#### Listing
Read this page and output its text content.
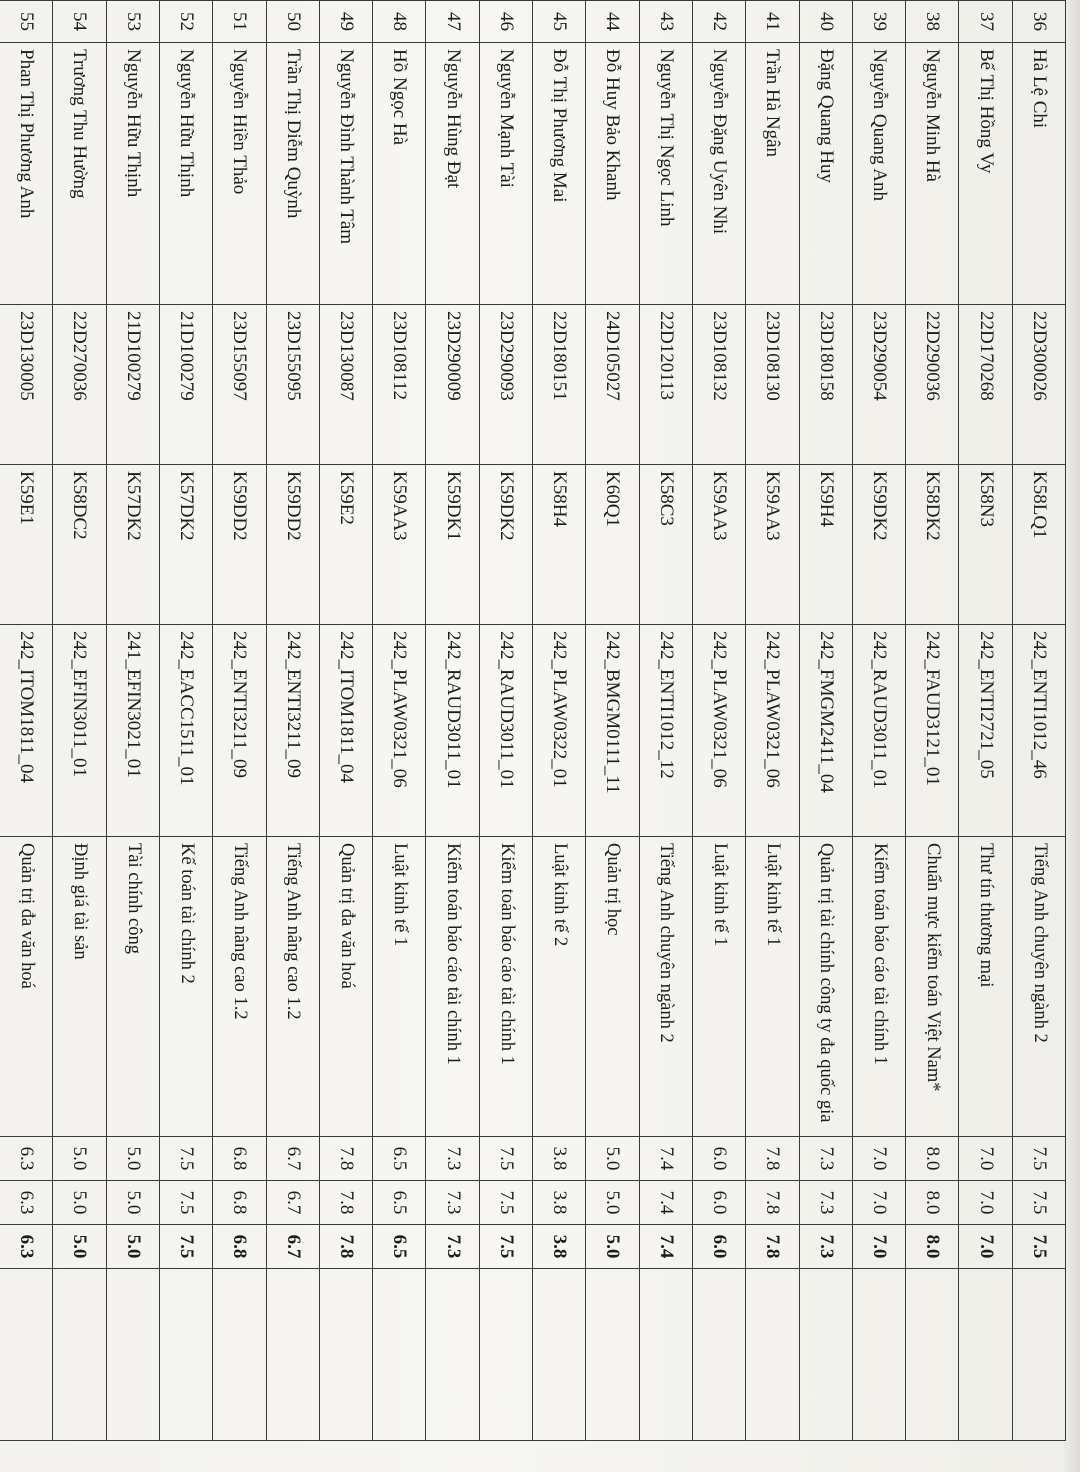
36	Hà Lệ Chi	22D300026	K58LQ1	242_ENTI1012_46	Tiếng Anh chuyên ngành 2	7.5	7.5	7.5	
37	Bế Thị Hồng Vy	22D170268	K58N3	242_ENTI2721_05	Thư tín thương mại	7.0	7.0	7.0	
38	Nguyễn Minh Hà	22D290036	K58DK2	242_FAUD3121_01	Chuẩn mực kiểm toán Việt Nam*	8.0	8.0	8.0	
39	Nguyễn Quang Anh	23D290054	K59DK2	242_RAUD3011_01	Kiểm toán báo cáo tài chính 1	7.0	7.0	7.0	
40	Đặng Quang Huy	23D180158	K59H4	242_FMGM2411_04	Quản trị tài chính công ty đa quốc gia	7.3	7.3	7.3	
41	Trần Hà Ngân	23D108130	K59AA3	242_PLAW0321_06	Luật kinh tế 1	7.8	7.8	7.8	
42	Nguyễn Đặng Uyên Nhi	23D108132	K59AA3	242_PLAW0321_06	Luật kinh tế 1	6.0	6.0	6.0	
43	Nguyễn Thị Ngọc Linh	22D120113	K58C3	242_ENTI1012_12	Tiếng Anh chuyên ngành 2	7.4	7.4	7.4	
44	Đỗ Huy Bảo Khanh	24D105027	K60Q1	242_BMGM0111_11	Quản trị học	5.0	5.0	5.0	
45	Đỗ Thị Phương Mai	22D180151	K58H4	242_PLAW0322_01	Luật kinh tế 2	3.8	3.8	3.8	
46	Nguyễn Mạnh Tài	23D290093	K59DK2	242_RAUD3011_01	Kiểm toán báo cáo tài chính 1	7.5	7.5	7.5	
47	Nguyễn Hùng Đạt	23D290009	K59DK1	242_RAUD3011_01	Kiểm toán báo cáo tài chính 1	7.3	7.3	7.3	
48	Hồ Ngọc Hà	23D108112	K59AA3	242_PLAW0321_06	Luật kinh tế 1	6.5	6.5	6.5	
49	Nguyễn Đình Thành Tâm	23D130087	K59E2	242_ITOM1811_04	Quản trị đa văn hoá	7.8	7.8	7.8	
50	Trần Thị Diễm Quỳnh	23D155095	K59DD2	242_ENTI3211_09	Tiếng Anh nâng cao 1.2	6.7	6.7	6.7	
51	Nguyễn Hiền Thảo	23D155097	K59DD2	242_ENTI3211_09	Tiếng Anh nâng cao 1.2	6.8	6.8	6.8	
52	Nguyễn Hữu Thịnh	21D100279	K57DK2	242_EACC1511_01	Kế toán tài chính 2	7.5	7.5	7.5	
53	Nguyễn Hữu Thịnh	21D100279	K57DK2	241_EFIN3021_01	Tài chính công	5.0	5.0	5.0	
54	Trương Thu Hường	22D270036	K58DC2	242_EFIN3011_01	Định giá tài sản	5.0	5.0	5.0	
55	Phan Thị Phương Anh	23D130005	K59E1	242_ITOM1811_04	Quản trị đa văn hoá	6.3	6.3	6.3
########
● **Exercise details**: In your copy, leave out the pictures and reproduce the material above exactly.

● **Response**:
Read this page and output its text content.
36	Hà Lệ Chi	22D300026	K58LQ1	242_ENTI1012_46	Tiếng Anh chuyên ngành 2	7.5	7.5	7.5	
37	Bế Thị Hồng Vy	22D170268	K58N3	242_ENTI2721_05	Thư tín thương mại	7.0	7.0	7.0	
38	Nguyễn Minh Hà	22D290036	K58DK2	242_FAUD3121_01	Chuẩn mực kiểm toán Việt Nam*	8.0	8.0	8.0	
39	Nguyễn Quang Anh	23D290054	K59DK2	242_RAUD3011_01	Kiểm toán báo cáo tài chính 1	7.0	7.0	7.0	
40	Đặng Quang Huy	23D180158	K59H4	242_FMGM2411_04	Quản trị tài chính công ty đa quốc gia	7.3	7.3	7.3	
41	Trần Hà Ngân	23D108130	K59AA3	242_PLAW0321_06	Luật kinh tế 1	7.8	7.8	7.8	
42	Nguyễn Đặng Uyên Nhi	23D108132	K59AA3	242_PLAW0321_06	Luật kinh tế 1	6.0	6.0	6.0	
43	Nguyễn Thị Ngọc Linh	22D120113	K58C3	242_ENTI1012_12	Tiếng Anh chuyên ngành 2	7.4	7.4	7.4	
44	Đỗ Huy Bảo Khanh	24D105027	K60Q1	242_BMGM0111_11	Quản trị học	5.0	5.0	5.0	
45	Đỗ Thị Phương Mai	22D180151	K58H4	242_PLAW0322_01	Luật kinh tế 2	3.8	3.8	3.8	
46	Nguyễn Mạnh Tài	23D290093	K59DK2	242_RAUD3011_01	Kiểm toán báo cáo tài chính 1	7.5	7.5	7.5	
47	Nguyễn Hùng Đạt	23D290009	K59DK1	242_RAUD3011_01	Kiểm toán báo cáo tài chính 1	7.3	7.3	7.3	
48	Hồ Ngọc Hà	23D108112	K59AA3	242_PLAW0321_06	Luật kinh tế 1	6.5	6.5	6.5	
49	Nguyễn Đình Thành Tâm	23D130087	K59E2	242_ITOM1811_04	Quản trị đa văn hoá	7.8	7.8	7.8	
50	Trần Thị Diễm Quỳnh	23D155095	K59DD2	242_ENTI3211_09	Tiếng Anh nâng cao 1.2	6.7	6.7	6.7	
51	Nguyễn Hiền Thảo	23D155097	K59DD2	242_ENTI3211_09	Tiếng Anh nâng cao 1.2	6.8	6.8	6.8	
52	Nguyễn Hữu Thịnh	21D100279	K57DK2	242_EACC1511_01	Kế toán tài chính 2	7.5	7.5	7.5	
53	Nguyễn Hữu Thịnh	21D100279	K57DK2	241_EFIN3021_01	Tài chính công	5.0	5.0	5.0	
54	Trương Thu Hường	22D270036	K58DC2	242_EFIN3011_01	Định giá tài sản	5.0	5.0	5.0	
55	Phan Thị Phương Anh	23D130005	K59E1	242_ITOM1811_04	Quản trị đa văn hoá	6.3	6.3	6.3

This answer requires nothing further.